Description of the task =>
Repeat every record below exactly, omitting any pictures.

Given information =>
::::
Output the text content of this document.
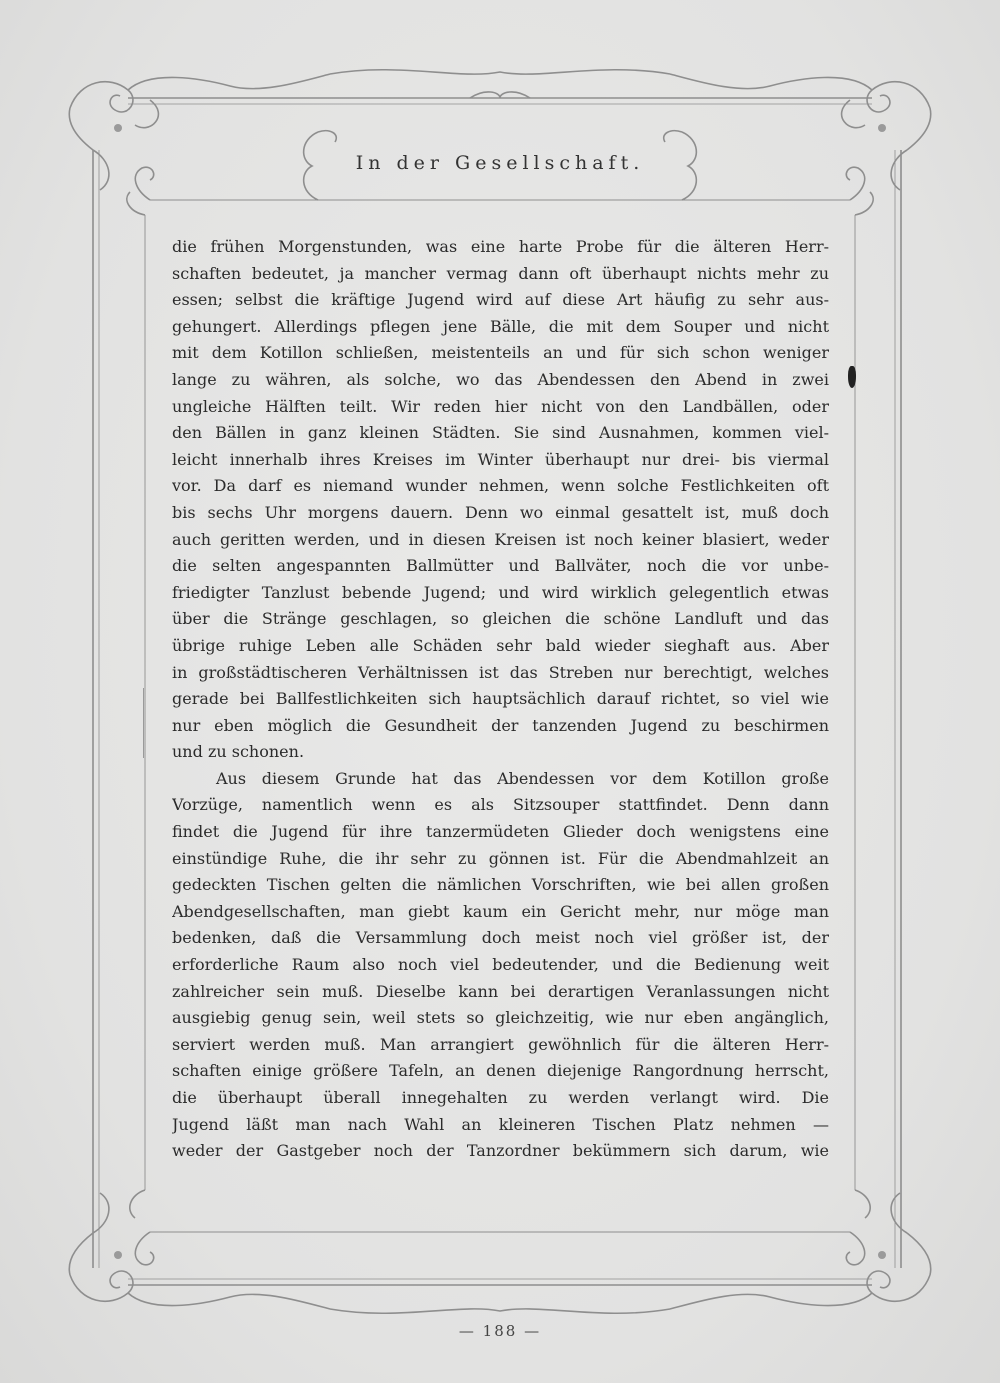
In der Gesellschaft.

die frühen Morgenstunden, was eine harte Probe für die älteren Herr-

schaften bedeutet, ja mancher vermag dann oft überhaupt nichts mehr zu

essen; selbst die kräftige Jugend wird auf diese Art häufig zu sehr aus-

gehungert. Allerdings pflegen jene Bälle, die mit dem Souper und nicht

mit dem Kotillon schließen, meistenteils an und für sich schon weniger

lange zu währen, als solche, wo das Abendessen den Abend in zwei

ungleiche Hälften teilt. Wir reden hier nicht von den Landbällen, oder

den Bällen in ganz kleinen Städten. Sie sind Ausnahmen, kommen viel-

leicht innerhalb ihres Kreises im Winter überhaupt nur drei- bis viermal

vor. Da darf es niemand wunder nehmen, wenn solche Festlichkeiten oft

bis sechs Uhr morgens dauern. Denn wo einmal gesattelt ist, muß doch

auch geritten werden, und in diesen Kreisen ist noch keiner blasiert, weder

die selten angespannten Ballmütter und Ballväter, noch die vor unbe-

friedigter Tanzlust bebende Jugend; und wird wirklich gelegentlich etwas

über die Stränge geschlagen, so gleichen die schöne Landluft und das

übrige ruhige Leben alle Schäden sehr bald wieder sieghaft aus. Aber

in großstädtischeren Verhältnissen ist das Streben nur berechtigt, welches

gerade bei Ballfestlichkeiten sich hauptsächlich darauf richtet, so viel wie

nur eben möglich die Gesundheit der tanzenden Jugend zu beschirmen

und zu schonen.

Aus diesem Grunde hat das Abendessen vor dem Kotillon große

Vorzüge, namentlich wenn es als Sitzsouper stattfindet. Denn dann

findet die Jugend für ihre tanzermüdeten Glieder doch wenigstens eine

einstündige Ruhe, die ihr sehr zu gönnen ist. Für die Abendmahlzeit an

gedeckten Tischen gelten die nämlichen Vorschriften, wie bei allen großen

Abendgesellschaften, man giebt kaum ein Gericht mehr, nur möge man

bedenken, daß die Versammlung doch meist noch viel größer ist, der

erforderliche Raum also noch viel bedeutender, und die Bedienung weit

zahlreicher sein muß. Dieselbe kann bei derartigen Veranlassungen nicht

ausgiebig genug sein, weil stets so gleichzeitig, wie nur eben angänglich,

serviert werden muß. Man arrangiert gewöhnlich für die älteren Herr-

schaften einige größere Tafeln, an denen diejenige Rangordnung herrscht,

die überhaupt überall innegehalten zu werden verlangt wird. Die

Jugend läßt man nach Wahl an kleineren Tischen Platz nehmen —

weder der Gastgeber noch der Tanzordner bekümmern sich darum, wie

— 188 —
::::
Answer to this problem =>
Output the text content of this document.
In der Gesellschaft.

die frühen Morgenstunden, was eine harte Probe für die älteren Herr-

schaften bedeutet, ja mancher vermag dann oft überhaupt nichts mehr zu

essen; selbst die kräftige Jugend wird auf diese Art häufig zu sehr aus-

gehungert. Allerdings pflegen jene Bälle, die mit dem Souper und nicht

mit dem Kotillon schließen, meistenteils an und für sich schon weniger

lange zu währen, als solche, wo das Abendessen den Abend in zwei

ungleiche Hälften teilt. Wir reden hier nicht von den Landbällen, oder

den Bällen in ganz kleinen Städten. Sie sind Ausnahmen, kommen viel-

leicht innerhalb ihres Kreises im Winter überhaupt nur drei- bis viermal

vor. Da darf es niemand wunder nehmen, wenn solche Festlichkeiten oft

bis sechs Uhr morgens dauern. Denn wo einmal gesattelt ist, muß doch

auch geritten werden, und in diesen Kreisen ist noch keiner blasiert, weder

die selten angespannten Ballmütter und Ballväter, noch die vor unbe-

friedigter Tanzlust bebende Jugend; und wird wirklich gelegentlich etwas

über die Stränge geschlagen, so gleichen die schöne Landluft und das

übrige ruhige Leben alle Schäden sehr bald wieder sieghaft aus. Aber

in großstädtischeren Verhältnissen ist das Streben nur berechtigt, welches

gerade bei Ballfestlichkeiten sich hauptsächlich darauf richtet, so viel wie

nur eben möglich die Gesundheit der tanzenden Jugend zu beschirmen

und zu schonen.

Aus diesem Grunde hat das Abendessen vor dem Kotillon große

Vorzüge, namentlich wenn es als Sitzsouper stattfindet. Denn dann

findet die Jugend für ihre tanzermüdeten Glieder doch wenigstens eine

einstündige Ruhe, die ihr sehr zu gönnen ist. Für die Abendmahlzeit an

gedeckten Tischen gelten die nämlichen Vorschriften, wie bei allen großen

Abendgesellschaften, man giebt kaum ein Gericht mehr, nur möge man

bedenken, daß die Versammlung doch meist noch viel größer ist, der

erforderliche Raum also noch viel bedeutender, und die Bedienung weit

zahlreicher sein muß. Dieselbe kann bei derartigen Veranlassungen nicht

ausgiebig genug sein, weil stets so gleichzeitig, wie nur eben angänglich,

serviert werden muß. Man arrangiert gewöhnlich für die älteren Herr-

schaften einige größere Tafeln, an denen diejenige Rangordnung herrscht,

die überhaupt überall innegehalten zu werden verlangt wird. Die

Jugend läßt man nach Wahl an kleineren Tischen Platz nehmen —

weder der Gastgeber noch der Tanzordner bekümmern sich darum, wie

— 188 —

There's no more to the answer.